* OBJECTIVE: Each record below must be returned exactly as shown.
———
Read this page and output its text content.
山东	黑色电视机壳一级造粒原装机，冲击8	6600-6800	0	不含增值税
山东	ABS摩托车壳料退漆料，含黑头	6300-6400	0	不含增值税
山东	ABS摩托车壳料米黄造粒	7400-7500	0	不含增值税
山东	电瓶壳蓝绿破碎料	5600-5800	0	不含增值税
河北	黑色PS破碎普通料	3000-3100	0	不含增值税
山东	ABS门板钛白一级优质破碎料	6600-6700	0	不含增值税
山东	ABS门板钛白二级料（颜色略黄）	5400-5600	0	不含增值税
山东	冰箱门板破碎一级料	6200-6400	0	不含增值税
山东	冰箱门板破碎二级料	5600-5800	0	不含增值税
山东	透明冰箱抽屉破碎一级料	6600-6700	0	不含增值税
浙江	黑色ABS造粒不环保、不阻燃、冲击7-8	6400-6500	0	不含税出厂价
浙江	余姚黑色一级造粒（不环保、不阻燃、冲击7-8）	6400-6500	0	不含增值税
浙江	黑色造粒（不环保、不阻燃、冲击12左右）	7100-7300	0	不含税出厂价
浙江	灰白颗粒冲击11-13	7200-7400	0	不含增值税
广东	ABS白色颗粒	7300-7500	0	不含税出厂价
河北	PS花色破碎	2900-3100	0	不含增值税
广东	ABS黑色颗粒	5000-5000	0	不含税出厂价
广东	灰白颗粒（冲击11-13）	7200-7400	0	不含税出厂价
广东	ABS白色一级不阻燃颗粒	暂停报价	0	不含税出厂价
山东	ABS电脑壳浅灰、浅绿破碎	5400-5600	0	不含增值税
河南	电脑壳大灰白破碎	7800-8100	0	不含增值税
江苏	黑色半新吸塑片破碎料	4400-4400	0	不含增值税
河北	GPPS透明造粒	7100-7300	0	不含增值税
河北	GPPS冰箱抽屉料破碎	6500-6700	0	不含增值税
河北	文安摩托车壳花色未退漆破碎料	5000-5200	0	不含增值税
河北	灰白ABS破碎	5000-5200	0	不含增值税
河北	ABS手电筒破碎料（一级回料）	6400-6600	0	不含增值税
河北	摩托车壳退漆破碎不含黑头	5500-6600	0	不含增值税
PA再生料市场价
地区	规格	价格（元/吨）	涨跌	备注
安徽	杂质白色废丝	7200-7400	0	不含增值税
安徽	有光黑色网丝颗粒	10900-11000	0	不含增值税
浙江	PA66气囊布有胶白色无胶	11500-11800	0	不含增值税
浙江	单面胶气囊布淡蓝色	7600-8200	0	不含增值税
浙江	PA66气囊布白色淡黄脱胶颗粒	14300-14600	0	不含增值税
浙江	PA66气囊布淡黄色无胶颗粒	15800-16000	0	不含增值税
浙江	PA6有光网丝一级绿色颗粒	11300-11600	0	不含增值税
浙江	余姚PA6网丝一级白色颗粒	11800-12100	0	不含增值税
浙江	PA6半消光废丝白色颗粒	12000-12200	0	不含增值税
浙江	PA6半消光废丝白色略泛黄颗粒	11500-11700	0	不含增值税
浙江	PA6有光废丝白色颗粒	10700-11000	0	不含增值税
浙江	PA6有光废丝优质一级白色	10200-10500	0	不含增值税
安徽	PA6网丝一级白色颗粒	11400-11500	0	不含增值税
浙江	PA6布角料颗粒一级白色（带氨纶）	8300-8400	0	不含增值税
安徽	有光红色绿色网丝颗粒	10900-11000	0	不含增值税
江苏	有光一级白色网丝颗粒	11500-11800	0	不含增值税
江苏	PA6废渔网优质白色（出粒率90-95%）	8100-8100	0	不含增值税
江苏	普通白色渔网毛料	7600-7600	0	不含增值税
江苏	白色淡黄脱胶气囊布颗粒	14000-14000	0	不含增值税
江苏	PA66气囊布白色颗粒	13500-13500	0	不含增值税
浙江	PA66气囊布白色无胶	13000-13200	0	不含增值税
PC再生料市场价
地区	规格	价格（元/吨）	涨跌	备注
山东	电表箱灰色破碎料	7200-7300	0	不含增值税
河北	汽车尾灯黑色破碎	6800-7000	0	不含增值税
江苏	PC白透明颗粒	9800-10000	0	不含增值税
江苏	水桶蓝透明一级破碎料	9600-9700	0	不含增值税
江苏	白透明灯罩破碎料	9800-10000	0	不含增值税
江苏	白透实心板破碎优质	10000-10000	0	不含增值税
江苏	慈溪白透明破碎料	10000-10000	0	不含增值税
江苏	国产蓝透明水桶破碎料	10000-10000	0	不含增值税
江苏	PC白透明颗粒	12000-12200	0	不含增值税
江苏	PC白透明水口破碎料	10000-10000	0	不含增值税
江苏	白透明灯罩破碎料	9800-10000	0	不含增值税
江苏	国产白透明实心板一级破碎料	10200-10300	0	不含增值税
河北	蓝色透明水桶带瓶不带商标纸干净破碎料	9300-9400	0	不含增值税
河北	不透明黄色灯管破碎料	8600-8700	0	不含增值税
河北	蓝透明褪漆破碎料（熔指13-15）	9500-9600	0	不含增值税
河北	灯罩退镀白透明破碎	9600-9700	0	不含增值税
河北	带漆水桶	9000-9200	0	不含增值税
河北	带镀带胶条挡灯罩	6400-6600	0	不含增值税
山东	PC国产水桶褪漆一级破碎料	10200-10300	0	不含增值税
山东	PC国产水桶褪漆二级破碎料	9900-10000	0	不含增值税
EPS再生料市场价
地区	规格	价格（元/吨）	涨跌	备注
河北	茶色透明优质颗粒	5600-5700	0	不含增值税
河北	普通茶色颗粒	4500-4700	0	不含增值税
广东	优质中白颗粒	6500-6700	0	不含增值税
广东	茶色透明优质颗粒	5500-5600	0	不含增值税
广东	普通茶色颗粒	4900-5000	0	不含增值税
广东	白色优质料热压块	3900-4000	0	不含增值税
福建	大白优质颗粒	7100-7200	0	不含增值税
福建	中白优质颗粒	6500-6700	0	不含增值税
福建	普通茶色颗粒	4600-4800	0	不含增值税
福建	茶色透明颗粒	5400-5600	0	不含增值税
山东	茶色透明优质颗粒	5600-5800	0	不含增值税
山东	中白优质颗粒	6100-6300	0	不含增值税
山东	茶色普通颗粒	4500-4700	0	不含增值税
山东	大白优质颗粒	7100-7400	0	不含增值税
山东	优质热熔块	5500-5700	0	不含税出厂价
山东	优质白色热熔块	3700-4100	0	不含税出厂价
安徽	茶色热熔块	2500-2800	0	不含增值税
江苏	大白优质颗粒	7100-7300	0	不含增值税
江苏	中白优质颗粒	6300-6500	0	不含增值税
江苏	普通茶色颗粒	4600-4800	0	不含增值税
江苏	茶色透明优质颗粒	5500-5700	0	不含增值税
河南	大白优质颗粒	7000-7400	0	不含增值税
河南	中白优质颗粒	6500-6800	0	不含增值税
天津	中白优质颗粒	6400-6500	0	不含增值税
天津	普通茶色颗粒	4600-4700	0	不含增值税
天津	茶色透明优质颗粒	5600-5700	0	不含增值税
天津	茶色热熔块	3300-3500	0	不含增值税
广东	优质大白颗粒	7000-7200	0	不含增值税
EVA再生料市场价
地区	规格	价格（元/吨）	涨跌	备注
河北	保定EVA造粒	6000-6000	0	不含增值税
———
* TASK RESULT:
Read this page and output its text content.
山东	黑色电视机壳一级造粒原装机，冲击8	6600-6800	0	不含增值税
山东	ABS摩托车壳料退漆料，含黑头	6300-6400	0	不含增值税
山东	ABS摩托车壳料米黄造粒	7400-7500	0	不含增值税
山东	电瓶壳蓝绿破碎料	5600-5800	0	不含增值税
河北	黑色PS破碎普通料	3000-3100	0	不含增值税
山东	ABS门板钛白一级优质破碎料	6600-6700	0	不含增值税
山东	ABS门板钛白二级料（颜色略黄）	5400-5600	0	不含增值税
山东	冰箱门板破碎一级料	6200-6400	0	不含增值税
山东	冰箱门板破碎二级料	5600-5800	0	不含增值税
山东	透明冰箱抽屉破碎一级料	6600-6700	0	不含增值税
浙江	黑色ABS造粒不环保、不阻燃、冲击7-8	6400-6500	0	不含税出厂价
浙江	余姚黑色一级造粒（不环保、不阻燃、冲击7-8）	6400-6500	0	不含增值税
浙江	黑色造粒（不环保、不阻燃、冲击12左右）	7100-7300	0	不含税出厂价
浙江	灰白颗粒冲击11-13	7200-7400	0	不含增值税
广东	ABS白色颗粒	7300-7500	0	不含税出厂价
河北	PS花色破碎	2900-3100	0	不含增值税
广东	ABS黑色颗粒	5000-5000	0	不含税出厂价
广东	灰白颗粒（冲击11-13）	7200-7400	0	不含税出厂价
广东	ABS白色一级不阻燃颗粒	暂停报价	0	不含税出厂价
山东	ABS电脑壳浅灰、浅绿破碎	5400-5600	0	不含增值税
河南	电脑壳大灰白破碎	7800-8100	0	不含增值税
江苏	黑色半新吸塑片破碎料	4400-4400	0	不含增值税
河北	GPPS透明造粒	7100-7300	0	不含增值税
河北	GPPS冰箱抽屉料破碎	6500-6700	0	不含增值税
河北	文安摩托车壳花色未退漆破碎料	5000-5200	0	不含增值税
河北	灰白ABS破碎	5000-5200	0	不含增值税
河北	ABS手电筒破碎料（一级回料）	6400-6600	0	不含增值税
河北	摩托车壳退漆破碎不含黑头	5500-6600	0	不含增值税
PA再生料市场价
地区	规格	价格（元/吨）	涨跌	备注
安徽	杂质白色废丝	7200-7400	0	不含增值税
安徽	有光黑色网丝颗粒	10900-11000	0	不含增值税
浙江	PA66气囊布有胶白色无胶	11500-11800	0	不含增值税
浙江	单面胶气囊布淡蓝色	7600-8200	0	不含增值税
浙江	PA66气囊布白色淡黄脱胶颗粒	14300-14600	0	不含增值税
浙江	PA66气囊布淡黄色无胶颗粒	15800-16000	0	不含增值税
浙江	PA6有光网丝一级绿色颗粒	11300-11600	0	不含增值税
浙江	余姚PA6网丝一级白色颗粒	11800-12100	0	不含增值税
浙江	PA6半消光废丝白色颗粒	12000-12200	0	不含增值税
浙江	PA6半消光废丝白色略泛黄颗粒	11500-11700	0	不含增值税
浙江	PA6有光废丝白色颗粒	10700-11000	0	不含增值税
浙江	PA6有光废丝优质一级白色	10200-10500	0	不含增值税
安徽	PA6网丝一级白色颗粒	11400-11500	0	不含增值税
浙江	PA6布角料颗粒一级白色（带氨纶）	8300-8400	0	不含增值税
安徽	有光红色绿色网丝颗粒	10900-11000	0	不含增值税
江苏	有光一级白色网丝颗粒	11500-11800	0	不含增值税
江苏	PA6废渔网优质白色（出粒率90-95%）	8100-8100	0	不含增值税
江苏	普通白色渔网毛料	7600-7600	0	不含增值税
江苏	白色淡黄脱胶气囊布颗粒	14000-14000	0	不含增值税
江苏	PA66气囊布白色颗粒	13500-13500	0	不含增值税
浙江	PA66气囊布白色无胶	13000-13200	0	不含增值税
PC再生料市场价
地区	规格	价格（元/吨）	涨跌	备注
山东	电表箱灰色破碎料	7200-7300	0	不含增值税
河北	汽车尾灯黑色破碎	6800-7000	0	不含增值税
江苏	PC白透明颗粒	9800-10000	0	不含增值税
江苏	水桶蓝透明一级破碎料	9600-9700	0	不含增值税
江苏	白透明灯罩破碎料	9800-10000	0	不含增值税
江苏	白透实心板破碎优质	10000-10000	0	不含增值税
江苏	慈溪白透明破碎料	10000-10000	0	不含增值税
江苏	国产蓝透明水桶破碎料	10000-10000	0	不含增值税
江苏	PC白透明颗粒	12000-12200	0	不含增值税
江苏	PC白透明水口破碎料	10000-10000	0	不含增值税
江苏	白透明灯罩破碎料	9800-10000	0	不含增值税
江苏	国产白透明实心板一级破碎料	10200-10300	0	不含增值税
河北	蓝色透明水桶带瓶不带商标纸干净破碎料	9300-9400	0	不含增值税
河北	不透明黄色灯管破碎料	8600-8700	0	不含增值税
河北	蓝透明褪漆破碎料（熔指13-15）	9500-9600	0	不含增值税
河北	灯罩退镀白透明破碎	9600-9700	0	不含增值税
河北	带漆水桶	9000-9200	0	不含增值税
河北	带镀带胶条挡灯罩	6400-6600	0	不含增值税
山东	PC国产水桶褪漆一级破碎料	10200-10300	0	不含增值税
山东	PC国产水桶褪漆二级破碎料	9900-10000	0	不含增值税
EPS再生料市场价
地区	规格	价格（元/吨）	涨跌	备注
河北	茶色透明优质颗粒	5600-5700	0	不含增值税
河北	普通茶色颗粒	4500-4700	0	不含增值税
广东	优质中白颗粒	6500-6700	0	不含增值税
广东	茶色透明优质颗粒	5500-5600	0	不含增值税
广东	普通茶色颗粒	4900-5000	0	不含增值税
广东	白色优质料热压块	3900-4000	0	不含增值税
福建	大白优质颗粒	7100-7200	0	不含增值税
福建	中白优质颗粒	6500-6700	0	不含增值税
福建	普通茶色颗粒	4600-4800	0	不含增值税
福建	茶色透明颗粒	5400-5600	0	不含增值税
山东	茶色透明优质颗粒	5600-5800	0	不含增值税
山东	中白优质颗粒	6100-6300	0	不含增值税
山东	茶色普通颗粒	4500-4700	0	不含增值税
山东	大白优质颗粒	7100-7400	0	不含增值税
山东	优质热熔块	5500-5700	0	不含税出厂价
山东	优质白色热熔块	3700-4100	0	不含税出厂价
安徽	茶色热熔块	2500-2800	0	不含增值税
江苏	大白优质颗粒	7100-7300	0	不含增值税
江苏	中白优质颗粒	6300-6500	0	不含增值税
江苏	普通茶色颗粒	4600-4800	0	不含增值税
江苏	茶色透明优质颗粒	5500-5700	0	不含增值税
河南	大白优质颗粒	7000-7400	0	不含增值税
河南	中白优质颗粒	6500-6800	0	不含增值税
天津	中白优质颗粒	6400-6500	0	不含增值税
天津	普通茶色颗粒	4600-4700	0	不含增值税
天津	茶色透明优质颗粒	5600-5700	0	不含增值税
天津	茶色热熔块	3300-3500	0	不含增值税
广东	优质大白颗粒	7000-7200	0	不含增值税
EVA再生料市场价
地区	规格	价格（元/吨）	涨跌	备注
河北	保定EVA造粒	6000-6000	0	不含增值税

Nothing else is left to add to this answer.